▼

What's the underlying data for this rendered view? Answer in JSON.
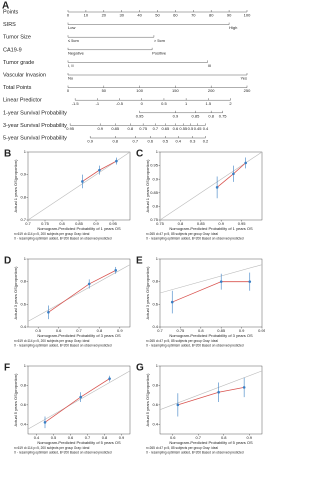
{
  "chart_data": [
    {
      "type": "nomogram",
      "panel": "A",
      "xlim": [
        0,
        100
      ],
      "x2lim": [
        0,
        250
      ],
      "rows": [
        {
          "label": "Points",
          "axis": "x",
          "ticks": [
            0,
            10,
            20,
            30,
            40,
            50,
            60,
            70,
            80,
            90,
            100
          ]
        },
        {
          "label": "SIRS",
          "axis": "x",
          "ticks": [
            {
              "value": 0,
              "label": "Low"
            },
            {
              "value": 90,
              "label": "High"
            }
          ]
        },
        {
          "label": "Tumor Size",
          "axis": "x",
          "ticks": [
            {
              "value": 0,
              "label": "≤ 5cm"
            },
            {
              "value": 48,
              "label": "> 5cm"
            }
          ]
        },
        {
          "label": "CA19-9",
          "axis": "x",
          "ticks": [
            {
              "value": 0,
              "label": "Negative"
            },
            {
              "value": 47,
              "label": "Positive"
            }
          ]
        },
        {
          "label": "Tumor grade",
          "axis": "x",
          "ticks": [
            {
              "value": 0,
              "label": "I, II"
            },
            {
              "value": 78,
              "label": "III"
            }
          ]
        },
        {
          "label": "Vascular Invasion",
          "axis": "x",
          "ticks": [
            {
              "value": 0,
              "label": "No"
            },
            {
              "value": 100,
              "label": "Yes"
            }
          ]
        },
        {
          "label": "Total Points",
          "axis": "x2",
          "ticks": [
            0,
            50,
            100,
            150,
            200,
            250
          ]
        },
        {
          "label": "Linear Predictor",
          "axis": "x2",
          "ticks": [
            -1.5,
            -1,
            -0.5,
            0,
            0.5,
            1,
            1.5,
            2
          ],
          "at": [
            10,
            41,
            72,
            103,
            134,
            165,
            196,
            227
          ]
        },
        {
          "label": "1-year Survival Probability",
          "axis": "x2",
          "ticks": [
            0.95,
            0.9,
            0.85,
            0.8,
            0.75
          ],
          "at": [
            100,
            150,
            178,
            200,
            216
          ]
        },
        {
          "label": "3-year Survival Probability",
          "axis": "x2",
          "ticks": [
            0.95,
            0.9,
            0.85,
            0.8,
            0.75,
            0.7,
            0.65,
            0.6,
            0.55,
            0.5,
            0.45,
            0.4
          ],
          "at": [
            3,
            45,
            66,
            87,
            105,
            122,
            136,
            150,
            161,
            171,
            181,
            192
          ]
        },
        {
          "label": "5-year Survival Probability",
          "axis": "x2",
          "ticks": [
            0.9,
            0.8,
            0.7,
            0.6,
            0.5,
            0.4,
            0.3,
            0.2
          ],
          "at": [
            31,
            66,
            94,
            115,
            136,
            154,
            174,
            192
          ]
        }
      ]
    },
    {
      "type": "calibration",
      "panel": "B",
      "xlabel": "Nomogram-Predicted Probability of 1 years OS",
      "ylabel": "Actual 1 years OS(proportion)",
      "notes": [
        "n=619 d=114 p=5, 200 subjects per group  Gray: ideal",
        "X - resampling optimism added, B=200  Based on observed-predicted"
      ],
      "xlim": [
        0.7,
        1.0
      ],
      "xticks": [
        0.7,
        0.75,
        0.8,
        0.85,
        0.9,
        0.95
      ],
      "ylim": [
        0.7,
        1.0
      ],
      "yticks": [
        0.7,
        0.8,
        0.9,
        1.0
      ],
      "color": "#d9534f",
      "point_color": "#3a7fc4",
      "x": [
        0.86,
        0.91,
        0.96
      ],
      "values": [
        0.87,
        0.92,
        0.96
      ],
      "errors": [
        0.03,
        0.02,
        0.015
      ]
    },
    {
      "type": "calibration",
      "panel": "C",
      "xlabel": "Nomogram-Predicted Probability of 1 years OS",
      "ylabel": "Actual 1 years OS(proportion)",
      "notes": [
        "n=265 d=47 p=5, 85 subjects per group  Gray: ideal",
        "X - resampling optimism added, B=200  Based on observed-predicted"
      ],
      "xlim": [
        0.75,
        1.0
      ],
      "xticks": [
        0.75,
        0.8,
        0.85,
        0.9,
        0.95
      ],
      "ylim": [
        0.75,
        1.0
      ],
      "yticks": [
        0.75,
        0.8,
        0.85,
        0.9,
        0.95,
        1.0
      ],
      "color": "#d9534f",
      "point_color": "#3a7fc4",
      "x": [
        0.89,
        0.93,
        0.96
      ],
      "values": [
        0.87,
        0.92,
        0.96
      ],
      "errors": [
        0.04,
        0.03,
        0.02
      ]
    },
    {
      "type": "calibration",
      "panel": "D",
      "xlabel": "Nomogram-Predicted Probability of 3 years OS",
      "ylabel": "Actual 3 years OS(proportion)",
      "notes": [
        "n=619 d=114 p=5, 200 subjects per group  Gray: ideal",
        "X - resampling optimism added, B=200  Based on observed-predicted"
      ],
      "xlim": [
        0.45,
        0.95
      ],
      "xticks": [
        0.5,
        0.6,
        0.7,
        0.8,
        0.9
      ],
      "ylim": [
        0.4,
        1.0
      ],
      "yticks": [
        0.4,
        0.6,
        0.8,
        1.0
      ],
      "color": "#d9534f",
      "point_color": "#3a7fc4",
      "x": [
        0.55,
        0.75,
        0.88
      ],
      "values": [
        0.53,
        0.78,
        0.9
      ],
      "errors": [
        0.06,
        0.04,
        0.03
      ]
    },
    {
      "type": "calibration",
      "panel": "E",
      "xlabel": "Nomogram-Predicted Probability of 3 years OS",
      "ylabel": "Actual 3 years OS(proportion)",
      "notes": [
        "n=265 d=47 p=5, 85 subjects per group  Gray: ideal",
        "X - resampling optimism added, B=200  Based on observed-predicted"
      ],
      "xlim": [
        0.7,
        0.95
      ],
      "xticks": [
        0.7,
        0.75,
        0.8,
        0.85,
        0.9,
        0.95
      ],
      "ylim": [
        0.4,
        1.0
      ],
      "yticks": [
        0.4,
        0.6,
        0.8,
        1.0
      ],
      "color": "#d9534f",
      "point_color": "#3a7fc4",
      "x": [
        0.73,
        0.85,
        0.92
      ],
      "values": [
        0.62,
        0.8,
        0.8
      ],
      "errors": [
        0.1,
        0.07,
        0.08
      ]
    },
    {
      "type": "calibration",
      "panel": "F",
      "xlabel": "Nomogram-Predicted Probability of 5 years OS",
      "ylabel": "Actual 5 years OS(proportion)",
      "notes": [
        "n=619 d=114 p=5, 200 subjects per group  Gray: ideal",
        "X - resampling optimism added, B=200  Based on observed-predicted"
      ],
      "xlim": [
        0.35,
        0.95
      ],
      "xticks": [
        0.4,
        0.5,
        0.6,
        0.7,
        0.8,
        0.9
      ],
      "ylim": [
        0.3,
        1.0
      ],
      "yticks": [
        0.4,
        0.6,
        0.8,
        1.0
      ],
      "color": "#d9534f",
      "point_color": "#3a7fc4",
      "x": [
        0.45,
        0.66,
        0.83
      ],
      "values": [
        0.42,
        0.68,
        0.87
      ],
      "errors": [
        0.06,
        0.05,
        0.03
      ]
    },
    {
      "type": "calibration",
      "panel": "G",
      "xlabel": "Nomogram-Predicted Probability of 5 years OS",
      "ylabel": "Actual 5 years OS(proportion)",
      "notes": [
        "n=265 d=47 p=5, 85 subjects per group  Gray: ideal",
        "X - resampling optimism added, B=200  Based on observed-predicted"
      ],
      "xlim": [
        0.55,
        0.95
      ],
      "xticks": [
        0.6,
        0.7,
        0.8,
        0.9
      ],
      "ylim": [
        0.3,
        1.0
      ],
      "yticks": [
        0.4,
        0.6,
        0.8,
        1.0
      ],
      "color": "#d9534f",
      "point_color": "#3a7fc4",
      "x": [
        0.62,
        0.78,
        0.88
      ],
      "values": [
        0.6,
        0.73,
        0.78
      ],
      "errors": [
        0.12,
        0.1,
        0.1
      ]
    }
  ]
}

▲

## [DIRECTIONS]
Copy out all lines of the listing where the word "panel" appears.

## [RESPONSE FOR THIS EXERCISE]
      "panel": "A",
      "panel": "B",
      "panel": "C",
      "panel": "D",
      "panel": "E",
      "panel": "F",
      "panel": "G",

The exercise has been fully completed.